The request = Examine the entries below, count the lines holding the string "Hallway", and respond with the number only.
┌──
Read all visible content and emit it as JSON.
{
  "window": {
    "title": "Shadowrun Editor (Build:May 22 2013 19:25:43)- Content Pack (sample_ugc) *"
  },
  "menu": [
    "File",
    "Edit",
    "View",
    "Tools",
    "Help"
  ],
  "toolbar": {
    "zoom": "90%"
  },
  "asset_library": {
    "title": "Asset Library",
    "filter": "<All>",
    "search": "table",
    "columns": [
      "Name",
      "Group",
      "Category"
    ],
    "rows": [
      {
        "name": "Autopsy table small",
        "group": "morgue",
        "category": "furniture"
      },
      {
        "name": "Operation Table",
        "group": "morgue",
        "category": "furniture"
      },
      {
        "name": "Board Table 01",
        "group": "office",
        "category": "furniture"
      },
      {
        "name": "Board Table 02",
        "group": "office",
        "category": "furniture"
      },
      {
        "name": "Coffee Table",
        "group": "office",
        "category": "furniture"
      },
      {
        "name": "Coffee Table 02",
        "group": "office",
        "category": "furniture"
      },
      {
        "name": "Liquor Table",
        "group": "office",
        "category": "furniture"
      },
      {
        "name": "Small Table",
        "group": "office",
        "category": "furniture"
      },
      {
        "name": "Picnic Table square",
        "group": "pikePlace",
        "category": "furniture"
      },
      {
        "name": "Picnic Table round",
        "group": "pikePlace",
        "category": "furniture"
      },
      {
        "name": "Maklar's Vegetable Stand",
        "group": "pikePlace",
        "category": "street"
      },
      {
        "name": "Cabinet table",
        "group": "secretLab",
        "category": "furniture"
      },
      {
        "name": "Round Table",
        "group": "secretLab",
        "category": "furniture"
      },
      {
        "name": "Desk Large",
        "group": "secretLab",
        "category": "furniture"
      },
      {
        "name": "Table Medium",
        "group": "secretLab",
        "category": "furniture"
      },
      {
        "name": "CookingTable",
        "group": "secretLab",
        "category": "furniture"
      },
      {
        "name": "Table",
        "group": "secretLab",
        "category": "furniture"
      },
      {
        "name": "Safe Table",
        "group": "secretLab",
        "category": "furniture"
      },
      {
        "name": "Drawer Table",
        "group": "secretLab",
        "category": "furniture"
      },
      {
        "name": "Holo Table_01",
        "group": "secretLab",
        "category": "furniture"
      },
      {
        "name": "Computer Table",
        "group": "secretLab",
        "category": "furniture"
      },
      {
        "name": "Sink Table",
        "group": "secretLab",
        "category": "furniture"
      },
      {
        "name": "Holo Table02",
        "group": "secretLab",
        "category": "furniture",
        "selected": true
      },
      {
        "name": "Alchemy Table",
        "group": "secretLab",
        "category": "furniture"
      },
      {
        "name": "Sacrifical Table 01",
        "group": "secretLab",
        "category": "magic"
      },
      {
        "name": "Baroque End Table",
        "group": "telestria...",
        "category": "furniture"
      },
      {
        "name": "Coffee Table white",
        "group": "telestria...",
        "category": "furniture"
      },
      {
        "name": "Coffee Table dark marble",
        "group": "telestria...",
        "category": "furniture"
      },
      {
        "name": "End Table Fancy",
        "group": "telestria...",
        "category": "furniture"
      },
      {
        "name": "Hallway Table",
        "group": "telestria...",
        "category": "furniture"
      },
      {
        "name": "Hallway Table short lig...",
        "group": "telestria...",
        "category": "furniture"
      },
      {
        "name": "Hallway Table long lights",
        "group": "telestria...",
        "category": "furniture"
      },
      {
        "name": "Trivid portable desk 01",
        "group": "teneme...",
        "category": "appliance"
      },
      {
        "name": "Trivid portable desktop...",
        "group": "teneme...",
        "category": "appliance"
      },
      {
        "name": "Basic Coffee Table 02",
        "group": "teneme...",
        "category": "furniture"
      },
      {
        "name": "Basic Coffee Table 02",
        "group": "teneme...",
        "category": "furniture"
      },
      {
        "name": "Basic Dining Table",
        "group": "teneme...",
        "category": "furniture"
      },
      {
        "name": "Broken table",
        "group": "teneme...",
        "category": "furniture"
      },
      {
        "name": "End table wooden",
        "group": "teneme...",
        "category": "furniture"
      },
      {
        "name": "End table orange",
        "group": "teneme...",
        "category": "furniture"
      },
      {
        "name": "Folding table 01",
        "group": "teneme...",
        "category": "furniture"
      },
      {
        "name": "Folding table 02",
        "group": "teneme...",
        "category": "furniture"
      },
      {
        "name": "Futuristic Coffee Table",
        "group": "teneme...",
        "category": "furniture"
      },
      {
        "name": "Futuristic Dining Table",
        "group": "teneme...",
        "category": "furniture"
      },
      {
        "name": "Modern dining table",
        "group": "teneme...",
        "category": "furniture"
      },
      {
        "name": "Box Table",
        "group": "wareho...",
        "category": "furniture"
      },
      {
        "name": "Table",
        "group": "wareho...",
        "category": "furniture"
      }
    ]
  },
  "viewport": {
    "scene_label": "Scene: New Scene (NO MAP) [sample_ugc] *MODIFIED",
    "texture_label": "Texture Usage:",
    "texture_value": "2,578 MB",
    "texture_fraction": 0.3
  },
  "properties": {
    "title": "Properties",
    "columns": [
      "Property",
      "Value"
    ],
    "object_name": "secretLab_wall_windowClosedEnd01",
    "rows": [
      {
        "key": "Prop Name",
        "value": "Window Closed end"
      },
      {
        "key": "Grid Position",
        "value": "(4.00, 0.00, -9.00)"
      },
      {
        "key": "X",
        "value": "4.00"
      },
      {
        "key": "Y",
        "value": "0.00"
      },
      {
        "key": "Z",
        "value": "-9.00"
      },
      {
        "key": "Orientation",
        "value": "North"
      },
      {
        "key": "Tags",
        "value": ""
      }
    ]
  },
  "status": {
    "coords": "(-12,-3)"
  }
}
└──
Response = 3